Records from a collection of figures
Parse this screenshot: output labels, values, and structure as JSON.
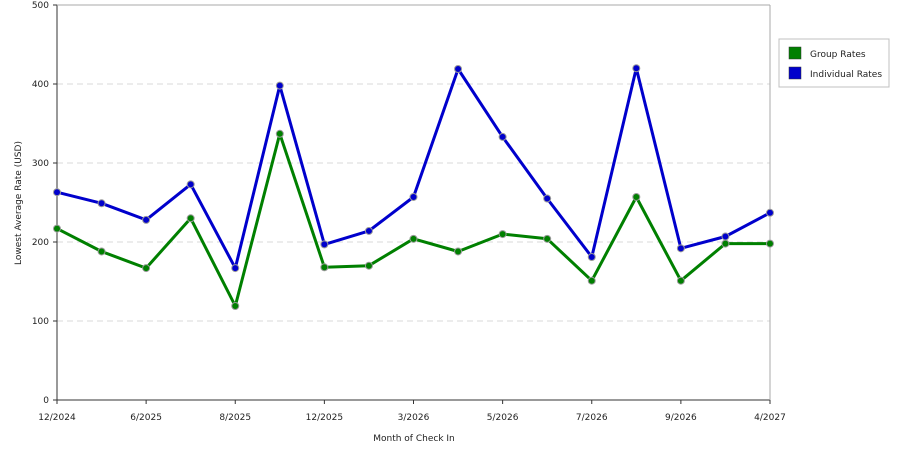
{
  "chart_data": {
    "type": "line",
    "xlabel": "Month of Check In",
    "ylabel": "Lowest Average Rate (USD)",
    "ylim": [
      0,
      500
    ],
    "yticks": [
      0,
      100,
      200,
      300,
      400,
      500
    ],
    "grid": "horizontal dashed",
    "legend_position": "right",
    "x_tick_labels": [
      "12/2024",
      "6/2025",
      "8/2025",
      "12/2025",
      "3/2026",
      "5/2026",
      "7/2026",
      "9/2026",
      "4/2027"
    ],
    "x_tick_indices": [
      0,
      2,
      4,
      6,
      8,
      10,
      12,
      14,
      16
    ],
    "series": [
      {
        "name": "Group Rates",
        "color": "#008000",
        "values": [
          217,
          188,
          167,
          230,
          119,
          337,
          168,
          170,
          204,
          188,
          210,
          204,
          151,
          257,
          151,
          198,
          198
        ]
      },
      {
        "name": "Individual Rates",
        "color": "#0000cc",
        "values": [
          263,
          249,
          228,
          273,
          167,
          398,
          197,
          214,
          257,
          419,
          333,
          255,
          181,
          420,
          192,
          207,
          237
        ]
      }
    ]
  }
}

### Task to carry out
Find the word "name" in the material, then list each line that holds it.

### Output of the task
        "name": "Group Rates",
        "name": "Individual Rates",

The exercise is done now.